Directions
The result should be every line that contains the word "haben", taken from the material.

The data
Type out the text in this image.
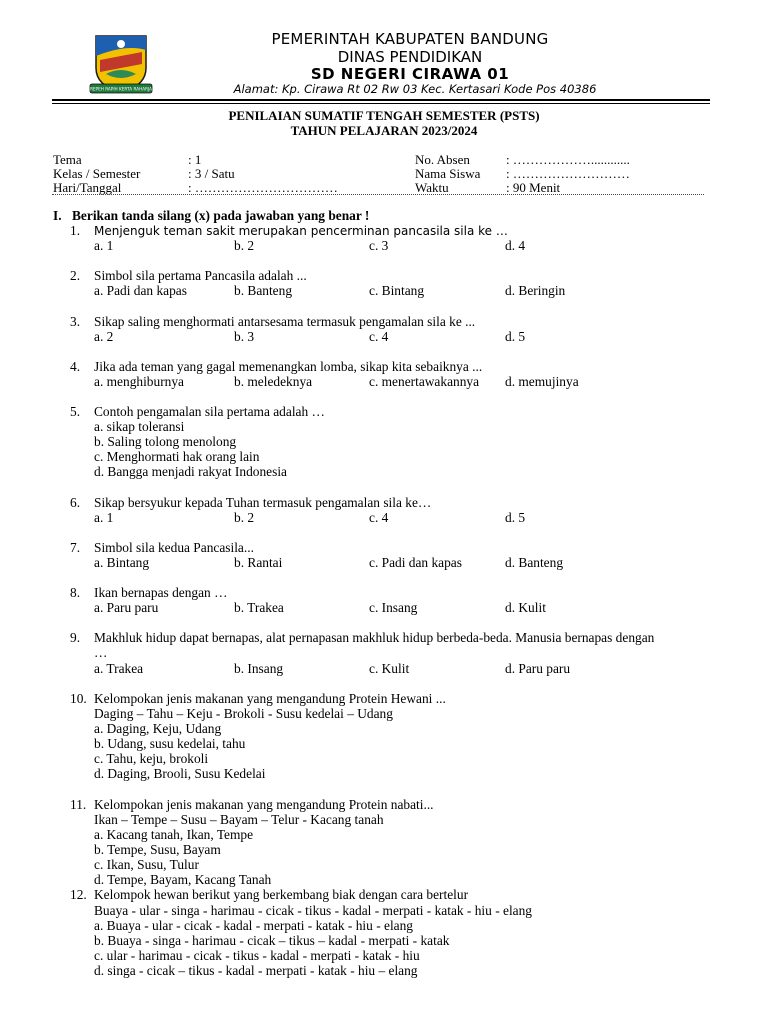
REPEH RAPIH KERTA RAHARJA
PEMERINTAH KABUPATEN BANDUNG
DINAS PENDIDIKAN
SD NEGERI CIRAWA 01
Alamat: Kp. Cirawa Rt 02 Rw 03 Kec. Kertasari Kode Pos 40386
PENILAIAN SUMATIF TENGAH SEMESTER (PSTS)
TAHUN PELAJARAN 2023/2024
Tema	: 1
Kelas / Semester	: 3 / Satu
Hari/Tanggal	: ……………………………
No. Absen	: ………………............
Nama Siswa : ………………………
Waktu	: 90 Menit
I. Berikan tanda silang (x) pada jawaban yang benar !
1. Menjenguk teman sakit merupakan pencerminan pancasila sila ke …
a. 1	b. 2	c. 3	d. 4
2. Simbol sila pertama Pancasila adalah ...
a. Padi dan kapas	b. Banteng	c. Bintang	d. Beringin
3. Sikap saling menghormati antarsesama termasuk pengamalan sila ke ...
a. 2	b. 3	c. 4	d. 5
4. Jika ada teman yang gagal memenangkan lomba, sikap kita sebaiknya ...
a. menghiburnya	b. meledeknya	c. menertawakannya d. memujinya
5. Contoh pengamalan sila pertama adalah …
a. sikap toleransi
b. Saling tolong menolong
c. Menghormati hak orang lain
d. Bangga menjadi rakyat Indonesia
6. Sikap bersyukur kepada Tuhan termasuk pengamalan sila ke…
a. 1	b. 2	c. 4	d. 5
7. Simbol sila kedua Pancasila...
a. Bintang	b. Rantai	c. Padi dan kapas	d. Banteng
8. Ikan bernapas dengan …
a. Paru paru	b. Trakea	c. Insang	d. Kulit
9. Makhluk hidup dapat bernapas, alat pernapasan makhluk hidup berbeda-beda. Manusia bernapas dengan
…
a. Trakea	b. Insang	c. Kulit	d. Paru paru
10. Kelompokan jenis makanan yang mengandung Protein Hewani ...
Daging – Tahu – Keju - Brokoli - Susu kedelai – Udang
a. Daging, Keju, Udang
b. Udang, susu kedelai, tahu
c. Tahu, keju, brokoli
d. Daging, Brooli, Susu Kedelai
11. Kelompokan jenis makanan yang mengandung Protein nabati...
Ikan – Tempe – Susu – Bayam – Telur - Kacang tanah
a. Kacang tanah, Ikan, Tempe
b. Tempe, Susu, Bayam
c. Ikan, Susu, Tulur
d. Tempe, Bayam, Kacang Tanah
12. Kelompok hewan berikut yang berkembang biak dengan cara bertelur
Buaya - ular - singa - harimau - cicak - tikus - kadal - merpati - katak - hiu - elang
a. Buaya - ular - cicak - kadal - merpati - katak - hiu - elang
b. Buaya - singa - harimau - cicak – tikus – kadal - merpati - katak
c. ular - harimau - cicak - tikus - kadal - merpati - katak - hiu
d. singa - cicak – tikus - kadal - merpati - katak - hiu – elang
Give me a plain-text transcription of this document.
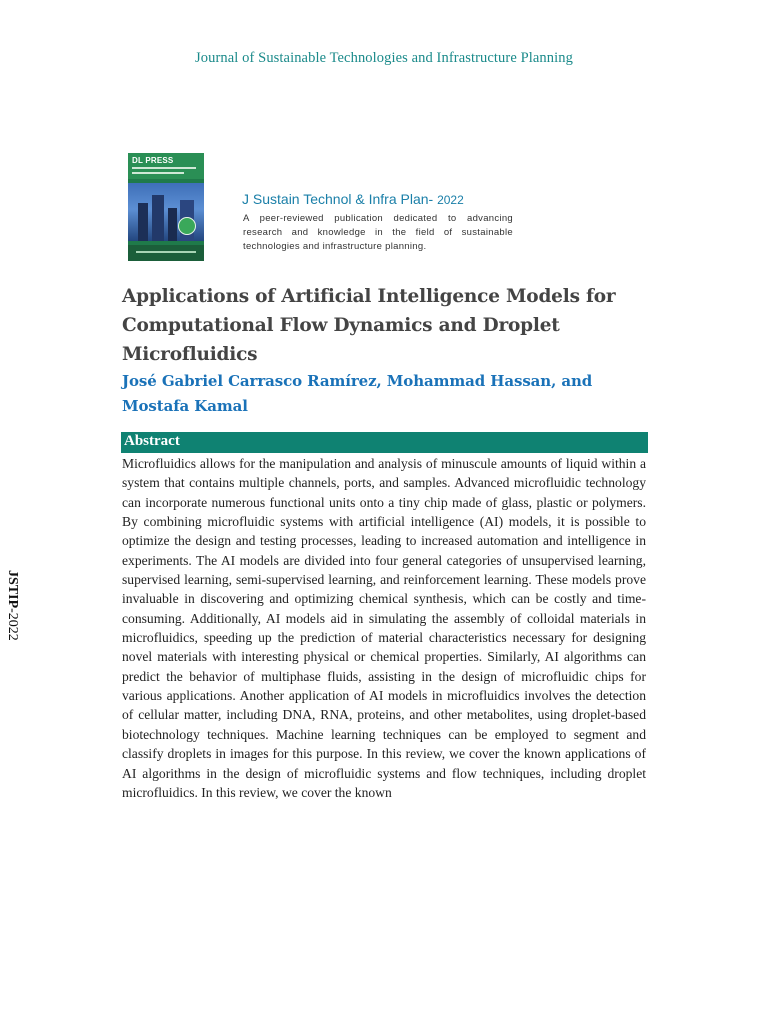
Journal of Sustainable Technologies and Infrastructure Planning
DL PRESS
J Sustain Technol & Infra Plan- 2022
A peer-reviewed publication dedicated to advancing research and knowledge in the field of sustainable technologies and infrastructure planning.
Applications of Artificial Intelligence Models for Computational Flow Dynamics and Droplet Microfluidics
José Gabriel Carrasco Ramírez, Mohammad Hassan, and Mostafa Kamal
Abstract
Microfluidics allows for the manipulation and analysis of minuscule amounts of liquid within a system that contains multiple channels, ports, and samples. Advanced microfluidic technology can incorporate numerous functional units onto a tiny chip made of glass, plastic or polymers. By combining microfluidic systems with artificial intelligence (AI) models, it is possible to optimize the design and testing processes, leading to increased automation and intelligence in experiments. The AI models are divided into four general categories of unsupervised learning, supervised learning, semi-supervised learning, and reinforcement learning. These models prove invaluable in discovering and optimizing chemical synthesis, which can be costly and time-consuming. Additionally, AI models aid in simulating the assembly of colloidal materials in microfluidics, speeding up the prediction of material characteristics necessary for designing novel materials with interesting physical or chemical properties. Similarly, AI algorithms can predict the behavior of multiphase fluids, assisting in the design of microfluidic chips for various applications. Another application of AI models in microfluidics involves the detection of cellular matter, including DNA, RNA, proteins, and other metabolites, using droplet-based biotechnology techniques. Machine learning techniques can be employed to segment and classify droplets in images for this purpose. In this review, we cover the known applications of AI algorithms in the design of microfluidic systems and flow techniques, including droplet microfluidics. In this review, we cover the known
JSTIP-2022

...

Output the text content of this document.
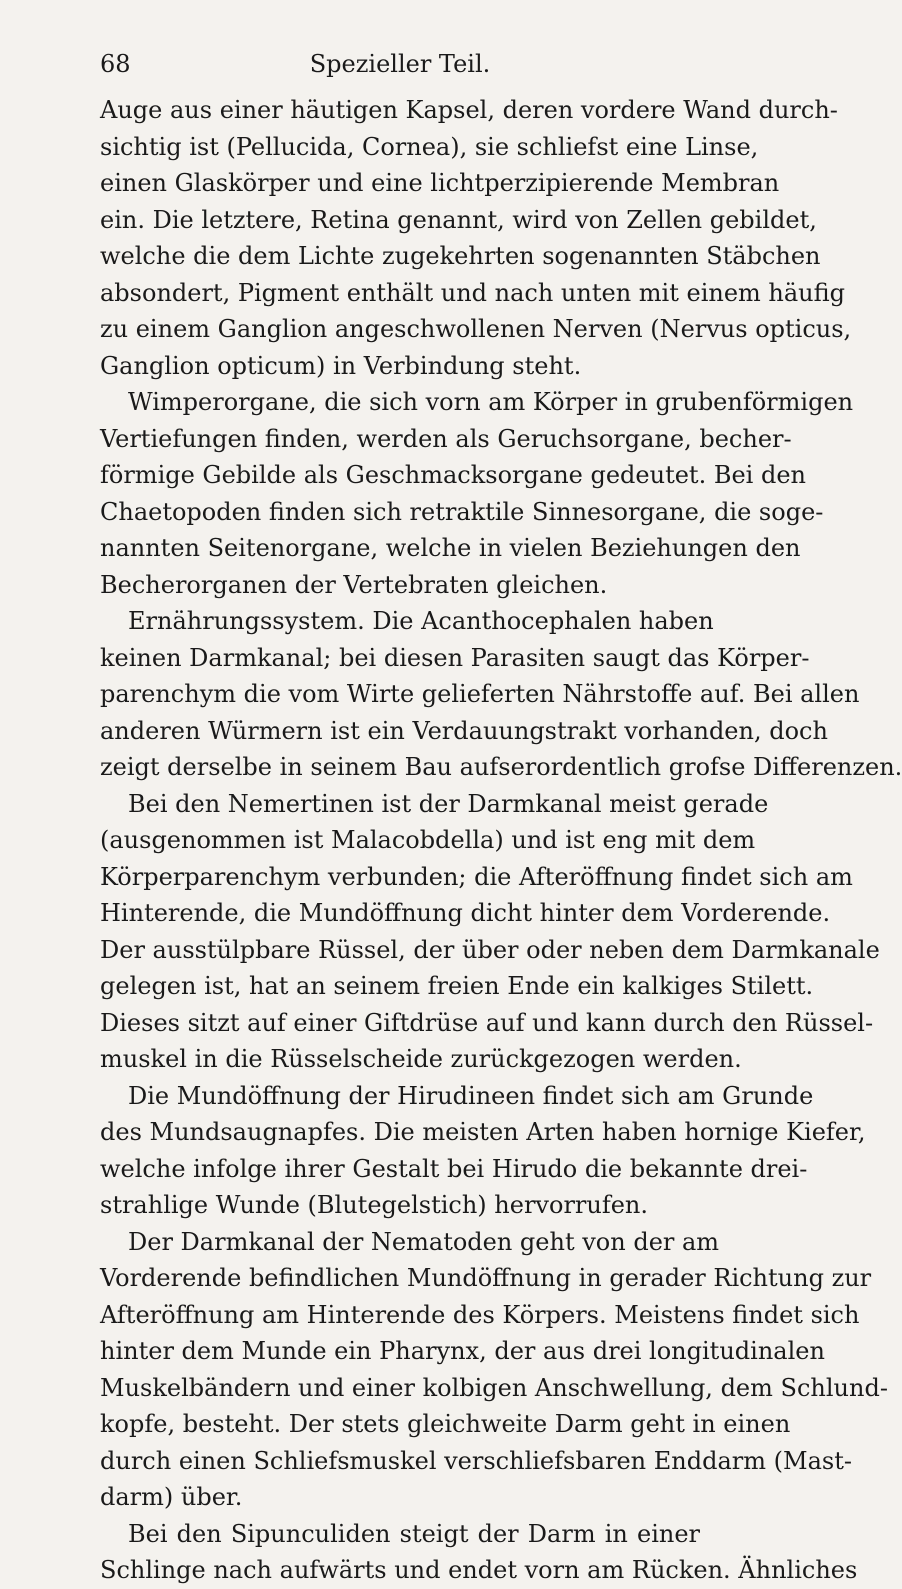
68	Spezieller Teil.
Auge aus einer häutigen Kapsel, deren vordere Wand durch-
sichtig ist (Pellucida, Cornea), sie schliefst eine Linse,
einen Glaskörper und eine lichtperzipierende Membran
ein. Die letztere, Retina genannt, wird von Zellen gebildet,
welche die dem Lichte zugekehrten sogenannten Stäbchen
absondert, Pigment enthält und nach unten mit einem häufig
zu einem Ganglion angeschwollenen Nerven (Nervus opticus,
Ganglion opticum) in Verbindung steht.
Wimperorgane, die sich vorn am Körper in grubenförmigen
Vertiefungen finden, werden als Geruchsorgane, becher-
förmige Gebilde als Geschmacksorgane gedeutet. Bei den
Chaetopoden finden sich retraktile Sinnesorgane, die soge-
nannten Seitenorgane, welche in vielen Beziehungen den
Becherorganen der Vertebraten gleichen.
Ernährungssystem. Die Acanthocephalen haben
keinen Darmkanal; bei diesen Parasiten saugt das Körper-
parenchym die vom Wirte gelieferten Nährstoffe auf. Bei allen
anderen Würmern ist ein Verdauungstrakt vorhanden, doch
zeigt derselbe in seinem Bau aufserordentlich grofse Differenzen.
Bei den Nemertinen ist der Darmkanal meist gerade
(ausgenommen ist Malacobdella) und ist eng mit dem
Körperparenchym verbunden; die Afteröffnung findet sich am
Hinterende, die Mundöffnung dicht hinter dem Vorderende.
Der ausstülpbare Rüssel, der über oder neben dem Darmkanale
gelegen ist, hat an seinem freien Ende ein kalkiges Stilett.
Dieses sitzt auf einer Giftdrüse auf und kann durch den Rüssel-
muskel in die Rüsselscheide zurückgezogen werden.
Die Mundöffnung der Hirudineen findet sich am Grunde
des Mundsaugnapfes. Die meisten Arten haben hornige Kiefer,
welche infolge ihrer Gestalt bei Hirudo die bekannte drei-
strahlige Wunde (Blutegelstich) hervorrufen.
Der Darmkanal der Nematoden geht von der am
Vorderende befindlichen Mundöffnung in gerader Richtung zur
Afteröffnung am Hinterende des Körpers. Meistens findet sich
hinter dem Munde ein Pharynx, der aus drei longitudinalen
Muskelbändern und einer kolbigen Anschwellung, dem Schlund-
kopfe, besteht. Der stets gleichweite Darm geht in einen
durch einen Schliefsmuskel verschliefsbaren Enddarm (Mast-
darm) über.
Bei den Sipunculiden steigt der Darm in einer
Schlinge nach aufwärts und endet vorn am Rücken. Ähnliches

--

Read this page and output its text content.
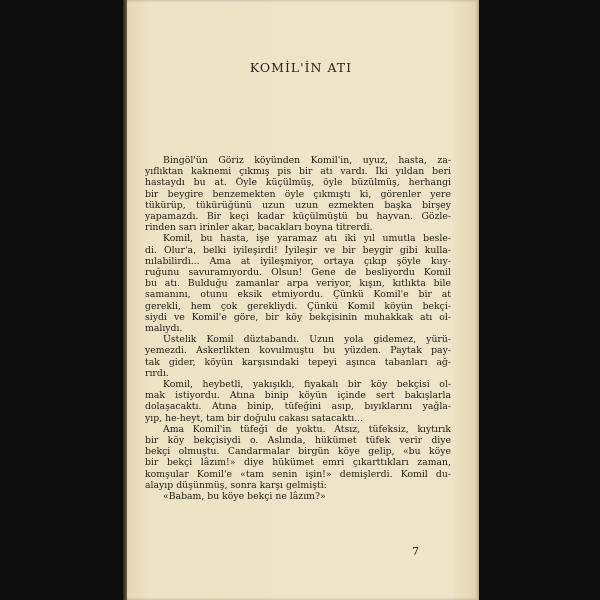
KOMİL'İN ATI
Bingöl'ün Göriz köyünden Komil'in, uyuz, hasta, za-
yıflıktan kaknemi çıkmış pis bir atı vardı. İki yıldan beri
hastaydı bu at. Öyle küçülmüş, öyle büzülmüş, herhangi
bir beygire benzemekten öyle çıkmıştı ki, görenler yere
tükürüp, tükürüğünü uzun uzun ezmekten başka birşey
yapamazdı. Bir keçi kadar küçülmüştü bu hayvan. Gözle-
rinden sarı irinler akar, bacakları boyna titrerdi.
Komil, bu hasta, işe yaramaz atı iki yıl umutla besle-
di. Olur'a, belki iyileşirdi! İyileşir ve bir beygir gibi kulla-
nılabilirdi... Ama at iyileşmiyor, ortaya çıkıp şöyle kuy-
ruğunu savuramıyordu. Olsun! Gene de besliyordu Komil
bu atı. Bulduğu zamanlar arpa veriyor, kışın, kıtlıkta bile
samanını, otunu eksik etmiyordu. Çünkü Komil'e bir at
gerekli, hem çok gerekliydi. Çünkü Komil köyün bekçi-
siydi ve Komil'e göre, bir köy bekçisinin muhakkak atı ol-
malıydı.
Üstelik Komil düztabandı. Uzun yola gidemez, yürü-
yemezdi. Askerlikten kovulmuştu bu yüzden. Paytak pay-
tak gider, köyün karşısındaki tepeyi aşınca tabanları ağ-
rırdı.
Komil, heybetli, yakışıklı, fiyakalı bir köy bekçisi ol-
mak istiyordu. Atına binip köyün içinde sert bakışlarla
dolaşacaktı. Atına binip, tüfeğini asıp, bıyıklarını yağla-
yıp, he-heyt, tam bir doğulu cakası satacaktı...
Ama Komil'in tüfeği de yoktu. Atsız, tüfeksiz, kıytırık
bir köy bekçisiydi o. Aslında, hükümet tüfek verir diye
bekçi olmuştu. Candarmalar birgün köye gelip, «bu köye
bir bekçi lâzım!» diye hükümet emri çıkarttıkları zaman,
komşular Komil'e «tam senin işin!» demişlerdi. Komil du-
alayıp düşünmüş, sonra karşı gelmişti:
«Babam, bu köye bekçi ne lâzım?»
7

Final answer
Ernährungssystem. Die Acanthocephalen haben
des Mundsaugnapfes. Die meisten Arten haben hornige Kiefer,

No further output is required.